═══ DATA ROWS ═══

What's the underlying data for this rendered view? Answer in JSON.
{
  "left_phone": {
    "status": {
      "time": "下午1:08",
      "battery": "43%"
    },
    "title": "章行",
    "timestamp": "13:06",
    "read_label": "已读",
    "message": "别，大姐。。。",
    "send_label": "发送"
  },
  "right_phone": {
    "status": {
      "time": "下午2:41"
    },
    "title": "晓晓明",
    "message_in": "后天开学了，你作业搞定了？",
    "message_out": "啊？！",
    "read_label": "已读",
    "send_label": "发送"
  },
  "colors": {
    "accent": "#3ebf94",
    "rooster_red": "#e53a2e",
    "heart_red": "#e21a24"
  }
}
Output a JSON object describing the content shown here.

═══
═══ DATA ROWS ═══

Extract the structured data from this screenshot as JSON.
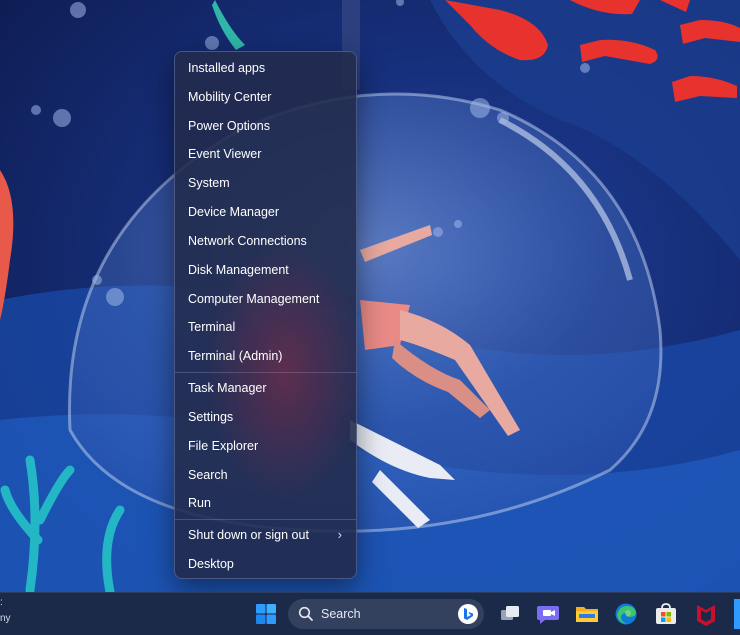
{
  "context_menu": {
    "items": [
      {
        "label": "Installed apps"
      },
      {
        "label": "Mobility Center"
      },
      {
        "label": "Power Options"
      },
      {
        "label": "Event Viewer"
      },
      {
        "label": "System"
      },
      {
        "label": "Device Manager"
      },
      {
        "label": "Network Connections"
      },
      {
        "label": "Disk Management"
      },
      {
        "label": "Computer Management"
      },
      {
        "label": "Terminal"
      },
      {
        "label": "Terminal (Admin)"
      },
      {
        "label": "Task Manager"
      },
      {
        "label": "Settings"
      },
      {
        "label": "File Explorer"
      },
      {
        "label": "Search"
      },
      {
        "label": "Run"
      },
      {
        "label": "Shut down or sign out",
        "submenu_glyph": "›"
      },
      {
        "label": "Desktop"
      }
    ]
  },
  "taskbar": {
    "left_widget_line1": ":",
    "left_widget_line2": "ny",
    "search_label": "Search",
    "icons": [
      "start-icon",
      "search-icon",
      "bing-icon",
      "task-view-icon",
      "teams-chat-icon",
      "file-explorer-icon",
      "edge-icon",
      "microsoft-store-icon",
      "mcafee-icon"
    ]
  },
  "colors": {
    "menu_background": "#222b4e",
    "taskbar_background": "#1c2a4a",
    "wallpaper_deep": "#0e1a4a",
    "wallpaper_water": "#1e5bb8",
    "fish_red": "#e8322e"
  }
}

═══

**JOB**
Your task is to quote exactly the lines beginning with the one that contains "What's the underlying" and ending with the one that contains "Output a JSON", with nothing left out or added.

**FINISHED TASK**
What's the underlying data for this rendered view? Answer in JSON.
{
  "left_phone": {
    "status": {
      "time": "下午1:08",
      "battery": "43%"
    },
    "title": "章行",
    "timestamp": "13:06",
    "read_label": "已读",
    "message": "别，大姐。。。",
    "send_label": "发送"
  },
  "right_phone": {
    "status": {
      "time": "下午2:41"
    },
    "title": "晓晓明",
    "message_in": "后天开学了，你作业搞定了？",
    "message_out": "啊？！",
    "read_label": "已读",
    "send_label": "发送"
  },
  "colors": {
    "accent": "#3ebf94",
    "rooster_red": "#e53a2e",
    "heart_red": "#e21a24"
  }
}
Output a JSON object describing the content shown here.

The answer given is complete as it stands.